▸ **Problem details**: From the records below, pull each line that has "name".

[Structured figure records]

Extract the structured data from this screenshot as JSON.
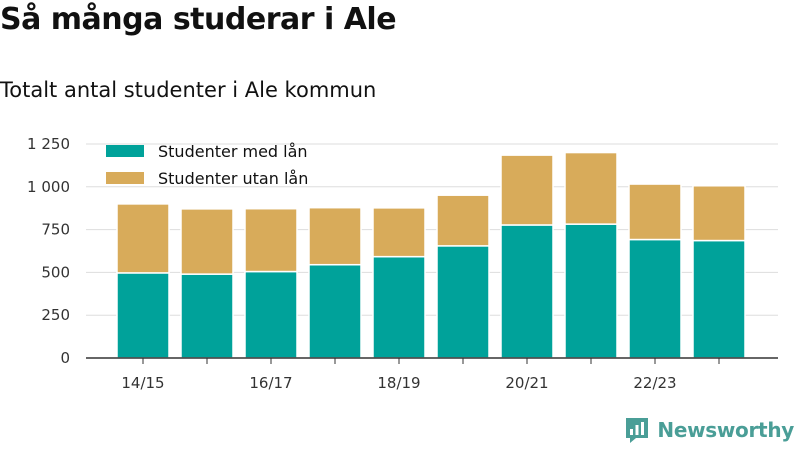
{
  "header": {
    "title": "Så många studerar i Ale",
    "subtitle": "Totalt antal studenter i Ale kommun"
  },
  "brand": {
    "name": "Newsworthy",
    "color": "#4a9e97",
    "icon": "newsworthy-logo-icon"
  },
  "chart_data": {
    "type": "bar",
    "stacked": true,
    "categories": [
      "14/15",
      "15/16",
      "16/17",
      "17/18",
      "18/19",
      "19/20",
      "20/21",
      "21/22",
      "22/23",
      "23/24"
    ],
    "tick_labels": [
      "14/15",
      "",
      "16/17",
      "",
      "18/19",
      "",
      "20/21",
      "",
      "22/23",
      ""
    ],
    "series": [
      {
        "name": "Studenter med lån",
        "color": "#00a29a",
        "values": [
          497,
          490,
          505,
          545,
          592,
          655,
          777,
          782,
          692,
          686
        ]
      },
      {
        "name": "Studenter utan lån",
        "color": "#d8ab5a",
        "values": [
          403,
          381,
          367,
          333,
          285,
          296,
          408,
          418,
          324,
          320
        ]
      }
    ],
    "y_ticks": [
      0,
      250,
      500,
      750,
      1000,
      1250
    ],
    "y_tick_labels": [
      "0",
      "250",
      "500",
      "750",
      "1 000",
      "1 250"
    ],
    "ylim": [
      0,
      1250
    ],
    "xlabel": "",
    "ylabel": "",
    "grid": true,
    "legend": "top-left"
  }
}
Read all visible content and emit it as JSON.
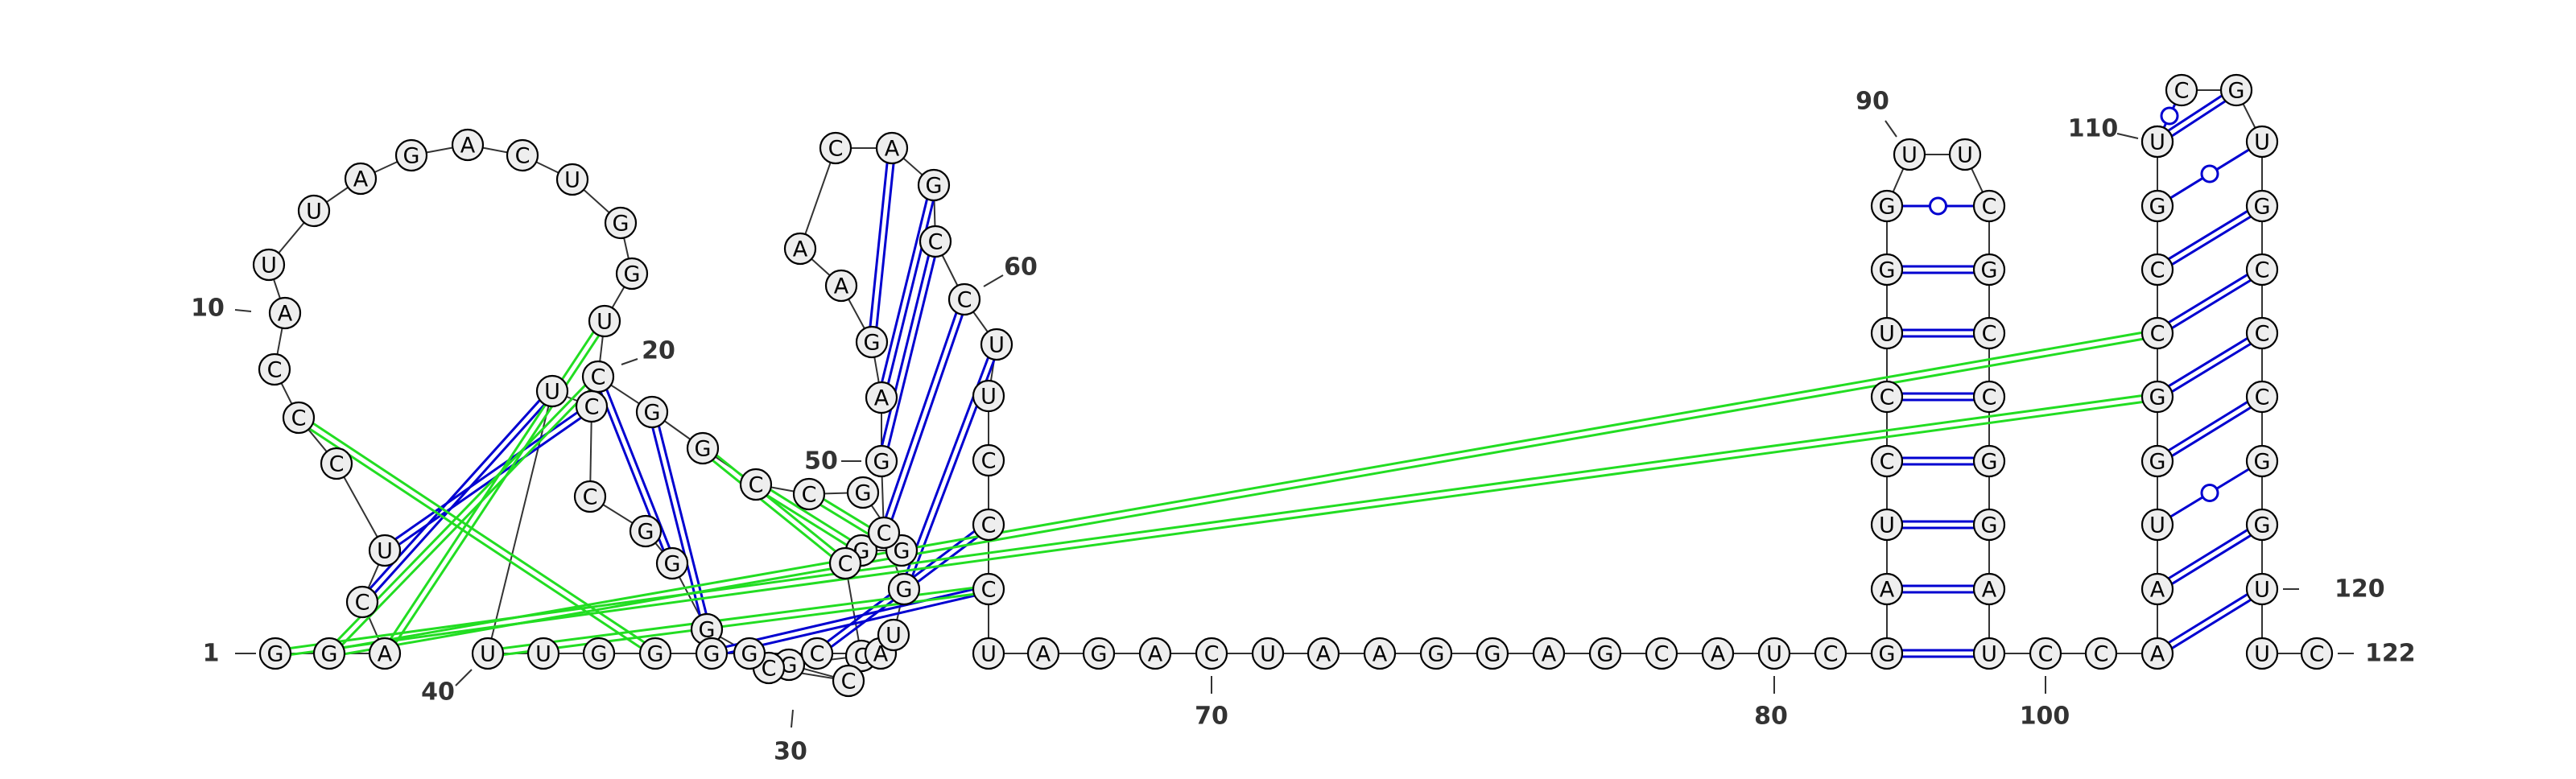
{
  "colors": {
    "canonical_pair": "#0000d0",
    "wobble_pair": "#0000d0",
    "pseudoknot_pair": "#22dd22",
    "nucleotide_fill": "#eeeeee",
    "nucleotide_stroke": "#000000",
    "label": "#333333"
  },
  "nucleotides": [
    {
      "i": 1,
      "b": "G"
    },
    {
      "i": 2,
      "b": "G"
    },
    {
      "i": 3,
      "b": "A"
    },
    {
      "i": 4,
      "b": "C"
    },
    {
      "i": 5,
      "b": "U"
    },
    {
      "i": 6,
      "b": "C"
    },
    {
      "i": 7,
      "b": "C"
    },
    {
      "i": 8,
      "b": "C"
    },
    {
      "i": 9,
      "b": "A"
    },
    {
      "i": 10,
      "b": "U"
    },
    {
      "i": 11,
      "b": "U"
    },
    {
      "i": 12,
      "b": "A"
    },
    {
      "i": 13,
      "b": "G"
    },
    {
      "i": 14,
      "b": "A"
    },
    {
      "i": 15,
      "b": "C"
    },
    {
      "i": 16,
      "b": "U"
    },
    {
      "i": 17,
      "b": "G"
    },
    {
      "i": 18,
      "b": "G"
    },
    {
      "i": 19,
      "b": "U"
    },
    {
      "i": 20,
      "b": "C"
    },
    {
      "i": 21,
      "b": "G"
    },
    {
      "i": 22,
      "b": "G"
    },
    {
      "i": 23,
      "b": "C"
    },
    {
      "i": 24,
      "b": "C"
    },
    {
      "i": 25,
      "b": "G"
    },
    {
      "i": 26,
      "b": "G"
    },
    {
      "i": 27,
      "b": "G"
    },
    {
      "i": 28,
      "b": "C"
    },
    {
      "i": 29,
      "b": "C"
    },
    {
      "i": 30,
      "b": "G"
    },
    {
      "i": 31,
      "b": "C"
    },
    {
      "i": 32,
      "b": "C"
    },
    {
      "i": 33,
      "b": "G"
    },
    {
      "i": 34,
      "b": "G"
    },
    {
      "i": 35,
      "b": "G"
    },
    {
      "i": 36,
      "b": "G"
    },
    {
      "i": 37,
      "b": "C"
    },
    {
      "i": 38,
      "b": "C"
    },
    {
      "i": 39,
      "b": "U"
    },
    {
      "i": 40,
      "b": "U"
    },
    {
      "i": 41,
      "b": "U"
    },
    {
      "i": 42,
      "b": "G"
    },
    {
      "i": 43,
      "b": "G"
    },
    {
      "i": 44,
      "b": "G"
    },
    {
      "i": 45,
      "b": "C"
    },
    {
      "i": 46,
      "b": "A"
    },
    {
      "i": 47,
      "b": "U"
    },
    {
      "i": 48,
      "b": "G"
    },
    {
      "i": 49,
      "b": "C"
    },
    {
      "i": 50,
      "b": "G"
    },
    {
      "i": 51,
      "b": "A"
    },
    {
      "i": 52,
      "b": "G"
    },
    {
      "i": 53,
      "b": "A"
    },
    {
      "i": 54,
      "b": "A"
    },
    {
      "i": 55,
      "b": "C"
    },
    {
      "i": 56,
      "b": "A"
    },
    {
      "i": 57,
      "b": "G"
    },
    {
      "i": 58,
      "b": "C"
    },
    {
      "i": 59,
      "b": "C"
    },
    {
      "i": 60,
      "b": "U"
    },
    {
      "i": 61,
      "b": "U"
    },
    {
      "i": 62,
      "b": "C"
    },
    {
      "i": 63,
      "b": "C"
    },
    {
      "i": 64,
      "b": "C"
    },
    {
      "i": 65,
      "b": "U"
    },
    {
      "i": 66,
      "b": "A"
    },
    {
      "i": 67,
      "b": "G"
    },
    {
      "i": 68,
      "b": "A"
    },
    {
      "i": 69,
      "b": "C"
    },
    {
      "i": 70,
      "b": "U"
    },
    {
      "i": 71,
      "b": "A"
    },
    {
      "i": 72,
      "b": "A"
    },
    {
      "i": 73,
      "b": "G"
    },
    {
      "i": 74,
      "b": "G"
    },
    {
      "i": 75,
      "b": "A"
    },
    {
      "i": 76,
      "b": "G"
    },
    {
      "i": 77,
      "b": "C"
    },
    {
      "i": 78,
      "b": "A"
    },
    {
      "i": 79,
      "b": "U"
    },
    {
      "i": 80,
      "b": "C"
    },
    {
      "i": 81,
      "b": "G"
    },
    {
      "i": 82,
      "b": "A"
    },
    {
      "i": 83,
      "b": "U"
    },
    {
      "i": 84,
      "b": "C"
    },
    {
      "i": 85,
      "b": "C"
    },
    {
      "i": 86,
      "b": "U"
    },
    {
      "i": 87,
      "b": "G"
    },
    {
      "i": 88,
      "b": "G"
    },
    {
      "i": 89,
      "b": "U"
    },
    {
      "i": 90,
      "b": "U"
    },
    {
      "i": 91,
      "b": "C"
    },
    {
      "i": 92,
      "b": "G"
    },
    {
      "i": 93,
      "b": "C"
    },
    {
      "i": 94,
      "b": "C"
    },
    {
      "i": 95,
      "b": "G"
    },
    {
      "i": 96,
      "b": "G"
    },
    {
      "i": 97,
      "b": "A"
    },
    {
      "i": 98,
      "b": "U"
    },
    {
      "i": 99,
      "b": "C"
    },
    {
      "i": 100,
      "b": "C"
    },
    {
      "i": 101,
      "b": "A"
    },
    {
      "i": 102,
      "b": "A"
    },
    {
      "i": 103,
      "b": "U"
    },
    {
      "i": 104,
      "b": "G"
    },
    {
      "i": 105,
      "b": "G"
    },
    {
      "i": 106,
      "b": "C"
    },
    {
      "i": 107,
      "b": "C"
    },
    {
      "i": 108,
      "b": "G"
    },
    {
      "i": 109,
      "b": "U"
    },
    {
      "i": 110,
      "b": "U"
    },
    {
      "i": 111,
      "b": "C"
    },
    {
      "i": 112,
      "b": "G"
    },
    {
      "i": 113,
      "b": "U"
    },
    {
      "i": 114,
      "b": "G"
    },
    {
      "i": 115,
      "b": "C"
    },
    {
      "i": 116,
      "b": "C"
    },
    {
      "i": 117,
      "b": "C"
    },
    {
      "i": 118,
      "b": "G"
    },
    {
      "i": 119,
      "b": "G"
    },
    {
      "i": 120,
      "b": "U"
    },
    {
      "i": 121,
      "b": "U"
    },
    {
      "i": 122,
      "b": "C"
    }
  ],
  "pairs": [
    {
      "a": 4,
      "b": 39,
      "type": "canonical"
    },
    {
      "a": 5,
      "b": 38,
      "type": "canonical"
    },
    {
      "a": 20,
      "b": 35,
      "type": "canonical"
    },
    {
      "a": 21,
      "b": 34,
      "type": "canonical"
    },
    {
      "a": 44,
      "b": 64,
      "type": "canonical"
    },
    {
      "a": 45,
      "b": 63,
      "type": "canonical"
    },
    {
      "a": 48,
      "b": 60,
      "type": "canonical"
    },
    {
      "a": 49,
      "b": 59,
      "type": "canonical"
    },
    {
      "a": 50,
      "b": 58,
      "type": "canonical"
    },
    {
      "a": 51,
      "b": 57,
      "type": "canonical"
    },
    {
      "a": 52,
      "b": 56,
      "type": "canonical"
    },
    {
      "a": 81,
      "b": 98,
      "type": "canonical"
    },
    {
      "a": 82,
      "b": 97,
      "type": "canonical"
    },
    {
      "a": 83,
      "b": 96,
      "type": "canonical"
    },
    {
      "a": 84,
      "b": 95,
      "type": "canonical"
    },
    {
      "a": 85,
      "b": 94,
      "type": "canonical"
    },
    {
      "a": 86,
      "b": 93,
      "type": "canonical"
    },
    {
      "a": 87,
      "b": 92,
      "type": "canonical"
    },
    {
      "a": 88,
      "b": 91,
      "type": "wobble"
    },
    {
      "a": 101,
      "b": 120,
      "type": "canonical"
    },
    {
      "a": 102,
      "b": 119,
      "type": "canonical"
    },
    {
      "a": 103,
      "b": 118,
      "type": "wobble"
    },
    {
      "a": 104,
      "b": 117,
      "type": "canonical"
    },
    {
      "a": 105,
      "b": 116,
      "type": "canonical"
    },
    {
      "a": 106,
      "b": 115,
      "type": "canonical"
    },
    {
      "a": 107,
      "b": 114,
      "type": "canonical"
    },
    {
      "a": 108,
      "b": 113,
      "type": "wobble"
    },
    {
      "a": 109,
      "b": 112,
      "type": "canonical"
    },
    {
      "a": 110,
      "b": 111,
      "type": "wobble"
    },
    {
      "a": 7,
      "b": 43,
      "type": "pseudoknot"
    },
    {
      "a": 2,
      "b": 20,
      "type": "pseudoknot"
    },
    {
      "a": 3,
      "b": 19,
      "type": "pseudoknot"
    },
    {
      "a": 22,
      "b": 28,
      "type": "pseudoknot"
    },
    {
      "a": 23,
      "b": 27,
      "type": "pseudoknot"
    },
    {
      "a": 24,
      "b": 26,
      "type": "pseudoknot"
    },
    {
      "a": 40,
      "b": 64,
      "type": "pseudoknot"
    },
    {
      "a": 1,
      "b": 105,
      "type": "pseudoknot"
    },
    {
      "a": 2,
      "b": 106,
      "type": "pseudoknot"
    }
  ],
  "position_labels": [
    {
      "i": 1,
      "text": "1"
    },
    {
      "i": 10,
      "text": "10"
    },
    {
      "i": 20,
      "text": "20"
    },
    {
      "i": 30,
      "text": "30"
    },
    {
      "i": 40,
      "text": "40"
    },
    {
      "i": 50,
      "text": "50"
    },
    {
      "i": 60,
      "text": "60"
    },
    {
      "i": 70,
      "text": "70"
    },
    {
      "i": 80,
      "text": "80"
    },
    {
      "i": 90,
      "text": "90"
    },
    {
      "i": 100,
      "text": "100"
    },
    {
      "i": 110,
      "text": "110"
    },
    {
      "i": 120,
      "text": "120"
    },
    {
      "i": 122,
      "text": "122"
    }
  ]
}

▸ **Task answer**:
    "name": "Newsworthy",
        "name": "Studenter med lån",
        "name": "Studenter utan lån",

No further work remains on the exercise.